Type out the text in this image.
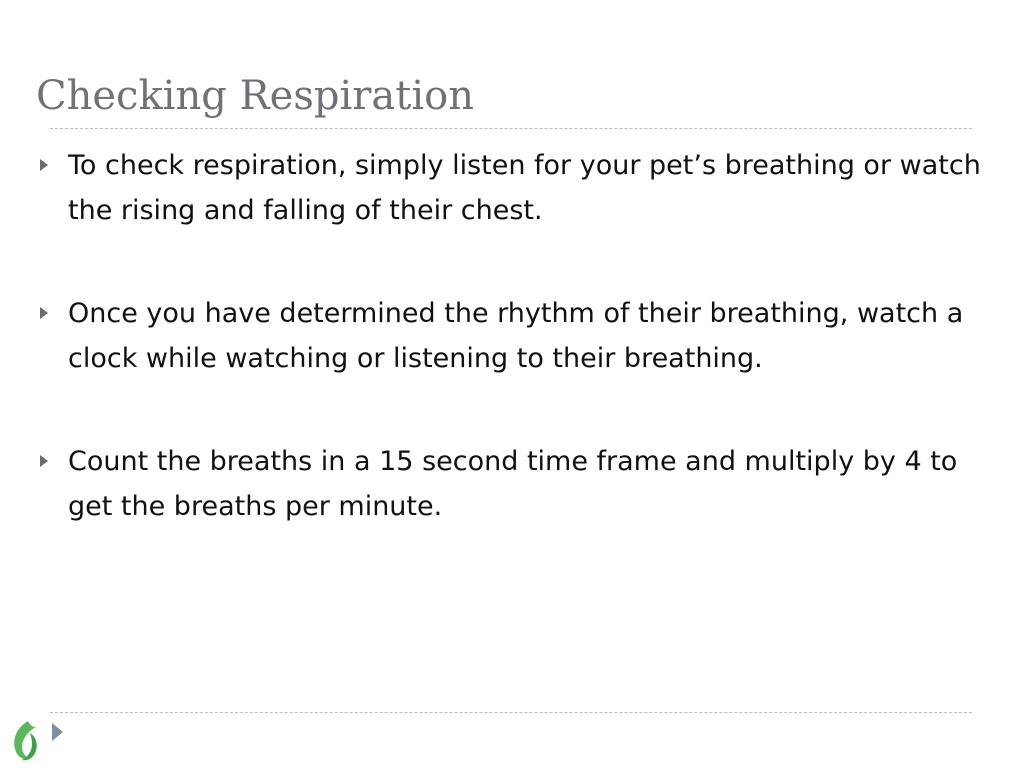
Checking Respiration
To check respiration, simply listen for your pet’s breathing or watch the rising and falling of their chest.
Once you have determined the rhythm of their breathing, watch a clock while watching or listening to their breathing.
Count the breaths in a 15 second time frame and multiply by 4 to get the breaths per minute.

********************

# What is expected:
Return the listing above in full and without alteration, excluding its pictures.

# Output below:
Type out the text in this image.
Checking Respiration
To check respiration, simply listen for your pet’s breathing or watch the rising and falling of their chest.
Once you have determined the rhythm of their breathing, watch a clock while watching or listening to their breathing.
Count the breaths in a 15 second time frame and multiply by 4 to get the breaths per minute.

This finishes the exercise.